§ **Given exercise**:
Tally the lines holding the word "Глава" and state the count by itself.

§ **Collection entries**:

— start —

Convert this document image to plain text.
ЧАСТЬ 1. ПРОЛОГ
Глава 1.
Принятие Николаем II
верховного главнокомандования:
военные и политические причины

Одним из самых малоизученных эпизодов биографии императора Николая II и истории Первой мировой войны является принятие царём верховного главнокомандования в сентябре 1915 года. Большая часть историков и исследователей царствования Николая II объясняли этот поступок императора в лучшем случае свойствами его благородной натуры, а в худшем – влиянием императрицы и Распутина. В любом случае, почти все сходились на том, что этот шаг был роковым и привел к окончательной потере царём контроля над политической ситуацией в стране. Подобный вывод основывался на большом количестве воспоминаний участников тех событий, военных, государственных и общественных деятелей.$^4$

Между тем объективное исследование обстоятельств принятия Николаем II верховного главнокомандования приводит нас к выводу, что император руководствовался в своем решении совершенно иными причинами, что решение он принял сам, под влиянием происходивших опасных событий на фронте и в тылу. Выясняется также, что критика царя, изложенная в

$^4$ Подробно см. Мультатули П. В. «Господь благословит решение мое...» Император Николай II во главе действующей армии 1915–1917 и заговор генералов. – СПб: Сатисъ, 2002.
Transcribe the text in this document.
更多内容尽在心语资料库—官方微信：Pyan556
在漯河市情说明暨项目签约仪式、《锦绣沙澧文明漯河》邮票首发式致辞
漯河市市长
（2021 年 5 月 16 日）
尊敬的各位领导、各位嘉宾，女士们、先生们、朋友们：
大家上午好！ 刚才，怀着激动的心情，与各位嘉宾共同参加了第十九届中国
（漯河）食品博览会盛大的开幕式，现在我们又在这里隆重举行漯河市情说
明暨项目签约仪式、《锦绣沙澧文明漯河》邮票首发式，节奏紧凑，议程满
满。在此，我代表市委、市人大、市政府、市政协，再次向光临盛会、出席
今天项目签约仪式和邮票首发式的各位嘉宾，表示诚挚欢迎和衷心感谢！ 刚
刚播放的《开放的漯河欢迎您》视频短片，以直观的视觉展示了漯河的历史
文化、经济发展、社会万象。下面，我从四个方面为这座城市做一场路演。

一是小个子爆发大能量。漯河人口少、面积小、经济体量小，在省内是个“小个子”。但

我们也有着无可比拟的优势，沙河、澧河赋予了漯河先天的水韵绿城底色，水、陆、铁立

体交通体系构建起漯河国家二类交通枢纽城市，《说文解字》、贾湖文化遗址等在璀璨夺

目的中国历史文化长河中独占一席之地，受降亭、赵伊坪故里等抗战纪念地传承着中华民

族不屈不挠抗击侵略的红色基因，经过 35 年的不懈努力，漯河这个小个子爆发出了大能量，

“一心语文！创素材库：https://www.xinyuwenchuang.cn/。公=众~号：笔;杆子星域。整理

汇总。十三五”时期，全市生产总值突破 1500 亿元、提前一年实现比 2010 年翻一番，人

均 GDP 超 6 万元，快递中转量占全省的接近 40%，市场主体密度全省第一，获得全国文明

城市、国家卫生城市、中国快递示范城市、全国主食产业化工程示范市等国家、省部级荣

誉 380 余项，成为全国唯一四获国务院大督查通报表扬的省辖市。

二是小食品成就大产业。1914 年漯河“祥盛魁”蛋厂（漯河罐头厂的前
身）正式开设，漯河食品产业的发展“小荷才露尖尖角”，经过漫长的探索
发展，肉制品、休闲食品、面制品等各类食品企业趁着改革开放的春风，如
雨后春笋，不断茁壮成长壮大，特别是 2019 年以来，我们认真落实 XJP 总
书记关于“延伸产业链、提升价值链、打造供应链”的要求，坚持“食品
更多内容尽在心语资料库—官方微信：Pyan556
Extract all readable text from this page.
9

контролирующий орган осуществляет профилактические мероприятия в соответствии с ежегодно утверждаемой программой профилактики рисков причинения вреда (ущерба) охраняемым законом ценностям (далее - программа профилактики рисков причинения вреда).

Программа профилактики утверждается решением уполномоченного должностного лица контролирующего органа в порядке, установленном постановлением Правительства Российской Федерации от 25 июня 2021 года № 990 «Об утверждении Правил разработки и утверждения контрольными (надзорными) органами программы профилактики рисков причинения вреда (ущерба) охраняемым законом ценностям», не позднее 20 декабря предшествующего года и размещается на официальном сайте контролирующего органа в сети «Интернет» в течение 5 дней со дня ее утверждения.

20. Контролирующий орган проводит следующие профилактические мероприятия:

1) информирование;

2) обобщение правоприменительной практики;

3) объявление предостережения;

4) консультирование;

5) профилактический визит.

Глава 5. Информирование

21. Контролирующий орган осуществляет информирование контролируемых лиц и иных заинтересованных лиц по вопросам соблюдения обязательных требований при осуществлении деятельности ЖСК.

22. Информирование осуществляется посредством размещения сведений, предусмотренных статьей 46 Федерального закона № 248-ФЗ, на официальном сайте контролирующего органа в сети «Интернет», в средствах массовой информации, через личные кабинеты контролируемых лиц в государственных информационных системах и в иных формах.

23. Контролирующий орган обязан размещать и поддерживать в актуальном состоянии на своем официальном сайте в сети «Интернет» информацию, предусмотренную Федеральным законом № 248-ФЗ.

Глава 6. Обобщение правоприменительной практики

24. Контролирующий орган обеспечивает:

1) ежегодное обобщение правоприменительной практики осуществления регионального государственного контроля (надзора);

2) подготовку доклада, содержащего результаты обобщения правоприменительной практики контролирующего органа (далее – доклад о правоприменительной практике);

— end —

§ **Written solution**:
3